Available records →

## Start

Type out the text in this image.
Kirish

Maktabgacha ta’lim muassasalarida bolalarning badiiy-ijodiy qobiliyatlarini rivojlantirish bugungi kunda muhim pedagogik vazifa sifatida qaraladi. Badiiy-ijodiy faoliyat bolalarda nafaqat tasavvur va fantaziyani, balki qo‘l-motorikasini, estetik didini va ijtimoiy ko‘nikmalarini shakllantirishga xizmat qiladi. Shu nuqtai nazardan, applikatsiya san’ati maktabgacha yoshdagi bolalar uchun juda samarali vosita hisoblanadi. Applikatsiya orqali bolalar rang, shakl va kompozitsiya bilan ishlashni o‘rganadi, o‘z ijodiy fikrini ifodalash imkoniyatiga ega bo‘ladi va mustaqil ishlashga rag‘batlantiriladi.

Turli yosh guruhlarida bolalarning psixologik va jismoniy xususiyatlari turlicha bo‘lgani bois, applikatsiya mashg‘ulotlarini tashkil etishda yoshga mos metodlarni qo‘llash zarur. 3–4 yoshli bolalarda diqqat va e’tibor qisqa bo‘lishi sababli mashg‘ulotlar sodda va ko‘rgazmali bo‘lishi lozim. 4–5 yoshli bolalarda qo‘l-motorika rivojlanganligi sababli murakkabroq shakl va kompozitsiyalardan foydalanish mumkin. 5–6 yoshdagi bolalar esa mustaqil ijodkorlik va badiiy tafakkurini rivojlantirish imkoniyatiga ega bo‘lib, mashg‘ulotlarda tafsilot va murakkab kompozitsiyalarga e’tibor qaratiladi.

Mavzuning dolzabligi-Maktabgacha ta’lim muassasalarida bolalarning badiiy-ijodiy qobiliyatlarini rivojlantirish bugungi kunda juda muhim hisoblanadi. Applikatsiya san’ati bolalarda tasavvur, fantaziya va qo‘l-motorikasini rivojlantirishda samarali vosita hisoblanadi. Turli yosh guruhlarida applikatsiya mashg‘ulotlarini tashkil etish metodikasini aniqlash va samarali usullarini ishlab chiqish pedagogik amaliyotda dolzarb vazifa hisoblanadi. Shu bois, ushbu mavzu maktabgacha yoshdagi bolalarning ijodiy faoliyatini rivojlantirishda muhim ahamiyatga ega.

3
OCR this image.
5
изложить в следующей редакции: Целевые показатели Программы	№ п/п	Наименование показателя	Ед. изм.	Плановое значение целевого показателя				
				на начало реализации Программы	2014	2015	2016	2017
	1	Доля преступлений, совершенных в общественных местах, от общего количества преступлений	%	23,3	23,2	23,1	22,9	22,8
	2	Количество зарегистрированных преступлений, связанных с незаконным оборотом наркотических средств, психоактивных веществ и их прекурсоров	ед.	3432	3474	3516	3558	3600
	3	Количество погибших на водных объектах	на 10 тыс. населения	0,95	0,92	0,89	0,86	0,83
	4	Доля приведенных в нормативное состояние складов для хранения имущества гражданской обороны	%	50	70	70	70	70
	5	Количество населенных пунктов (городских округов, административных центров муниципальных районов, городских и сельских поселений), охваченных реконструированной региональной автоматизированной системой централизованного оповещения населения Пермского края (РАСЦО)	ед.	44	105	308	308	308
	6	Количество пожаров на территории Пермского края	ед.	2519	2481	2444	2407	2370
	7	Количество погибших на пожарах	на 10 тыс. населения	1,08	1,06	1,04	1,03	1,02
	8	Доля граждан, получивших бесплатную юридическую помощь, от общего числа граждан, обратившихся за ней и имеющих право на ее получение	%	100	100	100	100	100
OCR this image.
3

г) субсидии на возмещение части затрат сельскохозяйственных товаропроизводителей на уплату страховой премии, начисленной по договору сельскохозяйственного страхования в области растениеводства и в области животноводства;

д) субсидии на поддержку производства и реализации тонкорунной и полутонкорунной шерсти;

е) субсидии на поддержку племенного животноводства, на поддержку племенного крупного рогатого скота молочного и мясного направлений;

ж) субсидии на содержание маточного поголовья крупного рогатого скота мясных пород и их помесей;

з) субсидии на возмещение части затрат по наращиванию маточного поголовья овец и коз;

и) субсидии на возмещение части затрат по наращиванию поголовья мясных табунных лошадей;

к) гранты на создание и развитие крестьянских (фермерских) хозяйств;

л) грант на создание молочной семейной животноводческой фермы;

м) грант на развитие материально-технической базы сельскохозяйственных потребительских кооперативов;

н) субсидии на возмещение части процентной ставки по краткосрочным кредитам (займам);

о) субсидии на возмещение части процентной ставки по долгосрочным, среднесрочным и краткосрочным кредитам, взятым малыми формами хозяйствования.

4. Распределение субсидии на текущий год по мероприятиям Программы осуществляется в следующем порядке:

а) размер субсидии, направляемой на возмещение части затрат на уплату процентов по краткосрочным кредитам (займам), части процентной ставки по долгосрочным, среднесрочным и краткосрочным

## End

Scan the material above. Copy each line where "крупного" occurs.

Solution for this task →
е) субсидии на поддержку племенного животноводства, на поддержку племенного крупного рогатого скота молочного и мясного направлений;
ж) субсидии на содержание маточного поголовья крупного рогатого скота мясных пород и их помесей;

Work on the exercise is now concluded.